The tasks -
(1) What does OutbackPM's first post in the vent covers thread below say about the aero-flow cover? List every point.
(2) Could you write the next part of the vent covers thread below, continuing after its last sentence?

Passage shown -
== == ==

# Vent Covers



## OutbackPM (Sep 14, 2005)

I am looking at vent covers to decide which one is best for us. For the most part I don't seem to have a need for another high powered fan (always docked with power) but enough to vent the trailer while in storage and to keep them open when it rains. I have seen the MAX-AIR vents and the aero-flow covers. The aero flow cover can be opened at the top for the once a year or otherwise cleaning. They look different to the MAX AIR and seem lower profile. Camco make them and they seem to make good RV parts from what I have seen so far.

Has anyon had any experience with the aero flow? The MAX AIR has a good track record from what I can tell.


----------



## Ghosty (Jan 17, 2005)

I don't have the time to do a search fo it -- but I wrote a whole dissertation last year on the Aero-Flo vs Maxx Air ... you might want to do a search to see if you can find it ...

Bottom line is that Aero Flo allows 30% more air in -- but also will allow rainwater to bounce in off the rubber roof if its raining hard enough..

I have both on my trailer -- in a very scientific test







-- i did notice that it was about a degree cooler wiht the Aero Flo then the Maxx-Air...

== == ==

Material supplied -
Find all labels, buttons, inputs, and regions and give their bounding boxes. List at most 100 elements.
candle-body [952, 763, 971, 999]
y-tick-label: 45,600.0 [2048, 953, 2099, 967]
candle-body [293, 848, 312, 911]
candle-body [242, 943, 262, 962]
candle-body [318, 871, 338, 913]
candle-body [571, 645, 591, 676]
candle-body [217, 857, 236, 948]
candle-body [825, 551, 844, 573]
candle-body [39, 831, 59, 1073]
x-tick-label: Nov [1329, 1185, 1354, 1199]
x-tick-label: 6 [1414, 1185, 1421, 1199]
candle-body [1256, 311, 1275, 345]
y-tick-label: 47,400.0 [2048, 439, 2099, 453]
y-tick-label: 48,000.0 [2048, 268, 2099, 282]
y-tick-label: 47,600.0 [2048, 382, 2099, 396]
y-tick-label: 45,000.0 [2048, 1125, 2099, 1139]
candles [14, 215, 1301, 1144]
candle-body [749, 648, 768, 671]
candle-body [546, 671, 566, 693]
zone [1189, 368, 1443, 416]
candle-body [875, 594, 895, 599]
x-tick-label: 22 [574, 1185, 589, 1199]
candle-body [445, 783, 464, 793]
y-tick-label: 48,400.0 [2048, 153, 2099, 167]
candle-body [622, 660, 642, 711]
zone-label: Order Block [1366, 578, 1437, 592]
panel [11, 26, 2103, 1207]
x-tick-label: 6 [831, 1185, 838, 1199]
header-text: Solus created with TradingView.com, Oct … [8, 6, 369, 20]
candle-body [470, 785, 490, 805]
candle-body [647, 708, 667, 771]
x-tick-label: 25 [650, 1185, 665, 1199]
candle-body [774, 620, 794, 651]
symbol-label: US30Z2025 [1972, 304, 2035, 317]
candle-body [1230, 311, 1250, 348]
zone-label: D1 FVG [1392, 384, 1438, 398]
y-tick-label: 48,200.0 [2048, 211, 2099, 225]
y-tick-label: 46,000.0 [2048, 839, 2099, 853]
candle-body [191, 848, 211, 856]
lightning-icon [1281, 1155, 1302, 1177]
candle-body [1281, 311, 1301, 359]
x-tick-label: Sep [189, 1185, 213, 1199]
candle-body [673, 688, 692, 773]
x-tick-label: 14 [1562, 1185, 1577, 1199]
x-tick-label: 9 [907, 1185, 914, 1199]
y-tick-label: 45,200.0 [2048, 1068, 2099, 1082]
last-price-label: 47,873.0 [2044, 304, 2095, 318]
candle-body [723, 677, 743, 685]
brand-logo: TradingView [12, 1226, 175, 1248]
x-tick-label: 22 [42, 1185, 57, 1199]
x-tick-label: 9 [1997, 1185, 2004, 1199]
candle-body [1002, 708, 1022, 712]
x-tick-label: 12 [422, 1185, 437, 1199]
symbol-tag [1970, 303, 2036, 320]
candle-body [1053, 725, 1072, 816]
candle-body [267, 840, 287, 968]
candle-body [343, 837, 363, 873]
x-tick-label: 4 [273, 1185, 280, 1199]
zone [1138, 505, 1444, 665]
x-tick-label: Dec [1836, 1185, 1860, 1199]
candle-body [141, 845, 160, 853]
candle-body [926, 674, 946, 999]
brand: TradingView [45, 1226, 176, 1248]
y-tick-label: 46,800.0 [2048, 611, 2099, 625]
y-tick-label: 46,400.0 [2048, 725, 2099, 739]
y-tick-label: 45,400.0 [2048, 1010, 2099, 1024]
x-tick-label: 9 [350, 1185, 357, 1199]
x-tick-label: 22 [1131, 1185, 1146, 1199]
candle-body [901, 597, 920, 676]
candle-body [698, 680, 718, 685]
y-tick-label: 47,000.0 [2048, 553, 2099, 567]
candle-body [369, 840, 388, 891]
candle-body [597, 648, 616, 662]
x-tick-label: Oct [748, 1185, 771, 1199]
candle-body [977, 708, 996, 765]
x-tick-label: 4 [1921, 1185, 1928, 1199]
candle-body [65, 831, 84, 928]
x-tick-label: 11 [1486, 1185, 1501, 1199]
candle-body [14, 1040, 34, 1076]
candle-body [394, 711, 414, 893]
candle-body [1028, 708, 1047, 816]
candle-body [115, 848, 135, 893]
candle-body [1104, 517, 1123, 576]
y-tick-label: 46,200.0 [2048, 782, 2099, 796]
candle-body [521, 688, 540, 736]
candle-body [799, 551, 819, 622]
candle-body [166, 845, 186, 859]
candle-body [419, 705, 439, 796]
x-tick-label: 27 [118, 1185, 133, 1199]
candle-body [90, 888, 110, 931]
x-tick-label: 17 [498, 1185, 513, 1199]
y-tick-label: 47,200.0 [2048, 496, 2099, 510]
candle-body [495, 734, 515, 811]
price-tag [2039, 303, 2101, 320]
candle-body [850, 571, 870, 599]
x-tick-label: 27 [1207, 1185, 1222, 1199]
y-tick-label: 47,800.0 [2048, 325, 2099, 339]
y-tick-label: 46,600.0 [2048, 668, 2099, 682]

== == ==

Final results -
(1)
- It can be opened at the top for cleaning.
- It looks different from the MAX AIR.
- It seems lower profile.
- Camco makes it.

(2)
----------



## GoVols (Oct 7, 2005)

I keep my AeroFlo vents open all the time while the OB is in the driveway. I have not experienced any rainwater getting splashed in. I can also attest to the fact that they can withstand golf ball-plus size hail! (My one vent that was not covered was busted in 7 places!)


----------



## Ghosty (Jan 17, 2005)

As for the water bouncing in -- we were camping and suffered a severe thunderstorm -- both vents were open at the timne (Maxx Air and Aero Flo) --

The Maxx Air has only one opening and that is protected by a screen -- thus the water was diverted --

The Aero Flo has openings (non screened) on three sides -- not only bugs -- but if its raining hard enough -- damn hard -- Noah Ark hard -- then water will splash the roof and bounce up into the Aero Flo and into the open vent ...

But it must be raining hard --


----------



## OutbackPM (Sep 14, 2005)

Ghosty said:


> I wrote a whole dissertation last year on the Aero-Flo vs Maxx Air ...
> 
> [snapback]125421[/snapback]​


Ghosty

Thanks, I did find it and also the one you left on Camping Worlds reviews.

Having seen this review and now others I have 2 other questions.

1) One reviewer complained about hail damage. In Texas I am sure you can tell us about that! How does the MAX AIR material compare to the Aero flow now that they have had time to bake in the sun?

2) The bouncing water from the roof issue. Do you just get some drips or can it be significant if you were not there to take care of it? I noticed on my uncovered vent when the wind blew it went underneath and up into the cover then fell inside. This with the cover all but shut tight.

Thanks


----------



## CamperAndy (Aug 26, 2004)

MaxxAir for me. No water or other issues.


----------



## HootBob (Apr 26, 2004)

CamperAndy said:


> MaxxAir for me. No water or other issues.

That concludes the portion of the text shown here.